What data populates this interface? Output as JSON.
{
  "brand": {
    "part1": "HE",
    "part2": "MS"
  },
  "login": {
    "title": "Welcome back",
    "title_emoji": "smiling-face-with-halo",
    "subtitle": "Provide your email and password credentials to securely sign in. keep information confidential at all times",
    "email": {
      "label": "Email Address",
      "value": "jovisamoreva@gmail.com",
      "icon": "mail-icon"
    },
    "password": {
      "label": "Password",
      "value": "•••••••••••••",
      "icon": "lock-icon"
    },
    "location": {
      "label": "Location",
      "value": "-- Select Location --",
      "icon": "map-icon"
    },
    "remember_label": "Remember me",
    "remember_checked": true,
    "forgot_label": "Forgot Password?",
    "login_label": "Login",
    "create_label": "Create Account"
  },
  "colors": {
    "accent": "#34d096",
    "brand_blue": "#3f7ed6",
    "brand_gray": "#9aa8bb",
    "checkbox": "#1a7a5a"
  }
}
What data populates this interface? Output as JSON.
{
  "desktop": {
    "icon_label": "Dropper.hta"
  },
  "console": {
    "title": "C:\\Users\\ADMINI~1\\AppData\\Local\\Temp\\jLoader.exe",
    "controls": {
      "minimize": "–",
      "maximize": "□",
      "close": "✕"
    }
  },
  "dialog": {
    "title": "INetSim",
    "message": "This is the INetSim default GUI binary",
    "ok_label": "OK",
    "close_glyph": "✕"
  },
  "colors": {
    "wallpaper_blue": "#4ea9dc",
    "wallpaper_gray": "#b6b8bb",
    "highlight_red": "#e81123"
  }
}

------------------------------------------------------------------------

▶ Instructions to follow
Output all of the data above without any alteration.

▶ Result of the task
What data populates this interface? Output as JSON.
{
  "brand": {
    "part1": "HE",
    "part2": "MS"
  },
  "login": {
    "title": "Welcome back",
    "title_emoji": "smiling-face-with-halo",
    "subtitle": "Provide your email and password credentials to securely sign in. keep information confidential at all times",
    "email": {
      "label": "Email Address",
      "value": "jovisamoreva@gmail.com",
      "icon": "mail-icon"
    },
    "password": {
      "label": "Password",
      "value": "•••••••••••••",
      "icon": "lock-icon"
    },
    "location": {
      "label": "Location",
      "value": "-- Select Location --",
      "icon": "map-icon"
    },
    "remember_label": "Remember me",
    "remember_checked": true,
    "forgot_label": "Forgot Password?",
    "login_label": "Login",
    "create_label": "Create Account"
  },
  "colors": {
    "accent": "#34d096",
    "brand_blue": "#3f7ed6",
    "brand_gray": "#9aa8bb",
    "checkbox": "#1a7a5a"
  }
}
What data populates this interface? Output as JSON.
{
  "desktop": {
    "icon_label": "Dropper.hta"
  },
  "console": {
    "title": "C:\\Users\\ADMINI~1\\AppData\\Local\\Temp\\jLoader.exe",
    "controls": {
      "minimize": "–",
      "maximize": "□",
      "close": "✕"
    }
  },
  "dialog": {
    "title": "INetSim",
    "message": "This is the INetSim default GUI binary",
    "ok_label": "OK",
    "close_glyph": "✕"
  },
  "colors": {
    "wallpaper_blue": "#4ea9dc",
    "wallpaper_gray": "#b6b8bb",
    "highlight_red": "#e81123"
  }
}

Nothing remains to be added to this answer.